Job
Repeat every line of the material, character for character.

Collected data entries
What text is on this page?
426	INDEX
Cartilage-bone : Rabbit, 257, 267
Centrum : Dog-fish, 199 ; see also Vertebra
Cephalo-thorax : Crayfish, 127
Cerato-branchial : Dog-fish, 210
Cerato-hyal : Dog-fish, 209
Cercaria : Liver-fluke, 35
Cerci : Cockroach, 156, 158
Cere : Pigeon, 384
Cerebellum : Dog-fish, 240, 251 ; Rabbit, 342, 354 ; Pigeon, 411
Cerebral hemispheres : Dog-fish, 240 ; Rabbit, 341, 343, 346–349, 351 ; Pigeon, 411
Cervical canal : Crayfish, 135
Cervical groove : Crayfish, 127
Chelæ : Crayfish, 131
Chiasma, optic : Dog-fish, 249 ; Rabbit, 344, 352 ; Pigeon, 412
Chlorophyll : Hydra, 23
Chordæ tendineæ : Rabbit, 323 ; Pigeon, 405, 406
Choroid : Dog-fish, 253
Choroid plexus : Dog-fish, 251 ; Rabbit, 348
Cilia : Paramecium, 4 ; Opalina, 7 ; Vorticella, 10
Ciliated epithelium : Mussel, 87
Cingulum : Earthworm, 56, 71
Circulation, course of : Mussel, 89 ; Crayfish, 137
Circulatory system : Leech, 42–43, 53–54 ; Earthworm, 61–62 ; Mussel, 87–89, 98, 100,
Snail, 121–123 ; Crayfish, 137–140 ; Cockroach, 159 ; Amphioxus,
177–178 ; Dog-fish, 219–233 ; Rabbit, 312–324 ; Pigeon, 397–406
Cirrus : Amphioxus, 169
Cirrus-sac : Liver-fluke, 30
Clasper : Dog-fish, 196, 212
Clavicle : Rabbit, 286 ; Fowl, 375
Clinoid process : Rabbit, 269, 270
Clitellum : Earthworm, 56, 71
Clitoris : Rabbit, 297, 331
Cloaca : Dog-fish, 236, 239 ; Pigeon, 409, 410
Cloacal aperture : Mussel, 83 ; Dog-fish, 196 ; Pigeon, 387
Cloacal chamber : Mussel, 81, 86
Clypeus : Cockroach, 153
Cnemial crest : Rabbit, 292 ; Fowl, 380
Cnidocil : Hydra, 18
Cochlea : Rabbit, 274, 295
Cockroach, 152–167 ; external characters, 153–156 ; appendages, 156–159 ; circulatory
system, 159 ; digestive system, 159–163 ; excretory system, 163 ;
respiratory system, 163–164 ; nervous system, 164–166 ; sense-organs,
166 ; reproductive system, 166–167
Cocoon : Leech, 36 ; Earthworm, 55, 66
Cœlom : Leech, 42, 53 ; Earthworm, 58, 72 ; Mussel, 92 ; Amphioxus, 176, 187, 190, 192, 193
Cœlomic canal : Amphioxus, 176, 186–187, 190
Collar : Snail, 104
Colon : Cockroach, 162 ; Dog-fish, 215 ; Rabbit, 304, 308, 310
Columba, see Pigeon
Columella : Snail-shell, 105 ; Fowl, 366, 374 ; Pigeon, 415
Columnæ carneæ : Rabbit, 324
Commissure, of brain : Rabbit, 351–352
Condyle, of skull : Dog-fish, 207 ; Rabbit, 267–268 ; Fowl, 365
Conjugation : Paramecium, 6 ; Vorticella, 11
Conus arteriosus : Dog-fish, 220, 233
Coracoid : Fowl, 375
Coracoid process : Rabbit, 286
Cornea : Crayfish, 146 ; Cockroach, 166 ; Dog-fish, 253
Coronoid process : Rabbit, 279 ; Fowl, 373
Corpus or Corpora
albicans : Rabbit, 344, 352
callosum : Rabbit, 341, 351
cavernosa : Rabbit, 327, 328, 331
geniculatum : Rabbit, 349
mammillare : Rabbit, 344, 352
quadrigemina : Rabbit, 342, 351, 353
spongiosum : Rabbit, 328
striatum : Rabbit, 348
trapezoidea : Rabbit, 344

Completed task
What text is on this page?
426	INDEX
Cartilage-bone : Rabbit, 257, 267
Centrum : Dog-fish, 199 ; see also Vertebra
Cephalo-thorax : Crayfish, 127
Cerato-branchial : Dog-fish, 210
Cerato-hyal : Dog-fish, 209
Cercaria : Liver-fluke, 35
Cerci : Cockroach, 156, 158
Cere : Pigeon, 384
Cerebellum : Dog-fish, 240, 251 ; Rabbit, 342, 354 ; Pigeon, 411
Cerebral hemispheres : Dog-fish, 240 ; Rabbit, 341, 343, 346–349, 351 ; Pigeon, 411
Cervical canal : Crayfish, 135
Cervical groove : Crayfish, 127
Chelæ : Crayfish, 131
Chiasma, optic : Dog-fish, 249 ; Rabbit, 344, 352 ; Pigeon, 412
Chlorophyll : Hydra, 23
Chordæ tendineæ : Rabbit, 323 ; Pigeon, 405, 406
Choroid : Dog-fish, 253
Choroid plexus : Dog-fish, 251 ; Rabbit, 348
Cilia : Paramecium, 4 ; Opalina, 7 ; Vorticella, 10
Ciliated epithelium : Mussel, 87
Cingulum : Earthworm, 56, 71
Circulation, course of : Mussel, 89 ; Crayfish, 137
Circulatory system : Leech, 42–43, 53–54 ; Earthworm, 61–62 ; Mussel, 87–89, 98, 100,
Snail, 121–123 ; Crayfish, 137–140 ; Cockroach, 159 ; Amphioxus,
177–178 ; Dog-fish, 219–233 ; Rabbit, 312–324 ; Pigeon, 397–406
Cirrus : Amphioxus, 169
Cirrus-sac : Liver-fluke, 30
Clasper : Dog-fish, 196, 212
Clavicle : Rabbit, 286 ; Fowl, 375
Clinoid process : Rabbit, 269, 270
Clitellum : Earthworm, 56, 71
Clitoris : Rabbit, 297, 331
Cloaca : Dog-fish, 236, 239 ; Pigeon, 409, 410
Cloacal aperture : Mussel, 83 ; Dog-fish, 196 ; Pigeon, 387
Cloacal chamber : Mussel, 81, 86
Clypeus : Cockroach, 153
Cnemial crest : Rabbit, 292 ; Fowl, 380
Cnidocil : Hydra, 18
Cochlea : Rabbit, 274, 295
Cockroach, 152–167 ; external characters, 153–156 ; appendages, 156–159 ; circulatory
system, 159 ; digestive system, 159–163 ; excretory system, 163 ;
respiratory system, 163–164 ; nervous system, 164–166 ; sense-organs,
166 ; reproductive system, 166–167
Cocoon : Leech, 36 ; Earthworm, 55, 66
Cœlom : Leech, 42, 53 ; Earthworm, 58, 72 ; Mussel, 92 ; Amphioxus, 176, 187, 190, 192, 193
Cœlomic canal : Amphioxus, 176, 186–187, 190
Collar : Snail, 104
Colon : Cockroach, 162 ; Dog-fish, 215 ; Rabbit, 304, 308, 310
Columba, see Pigeon
Columella : Snail-shell, 105 ; Fowl, 366, 374 ; Pigeon, 415
Columnæ carneæ : Rabbit, 324
Commissure, of brain : Rabbit, 351–352
Condyle, of skull : Dog-fish, 207 ; Rabbit, 267–268 ; Fowl, 365
Conjugation : Paramecium, 6 ; Vorticella, 11
Conus arteriosus : Dog-fish, 220, 233
Coracoid : Fowl, 375
Coracoid process : Rabbit, 286
Cornea : Crayfish, 146 ; Cockroach, 166 ; Dog-fish, 253
Coronoid process : Rabbit, 279 ; Fowl, 373
Corpus or Corpora
albicans : Rabbit, 344, 352
callosum : Rabbit, 341, 351
cavernosa : Rabbit, 327, 328, 331
geniculatum : Rabbit, 349
mammillare : Rabbit, 344, 352
quadrigemina : Rabbit, 342, 351, 353
spongiosum : Rabbit, 328
striatum : Rabbit, 348
trapezoidea : Rabbit, 344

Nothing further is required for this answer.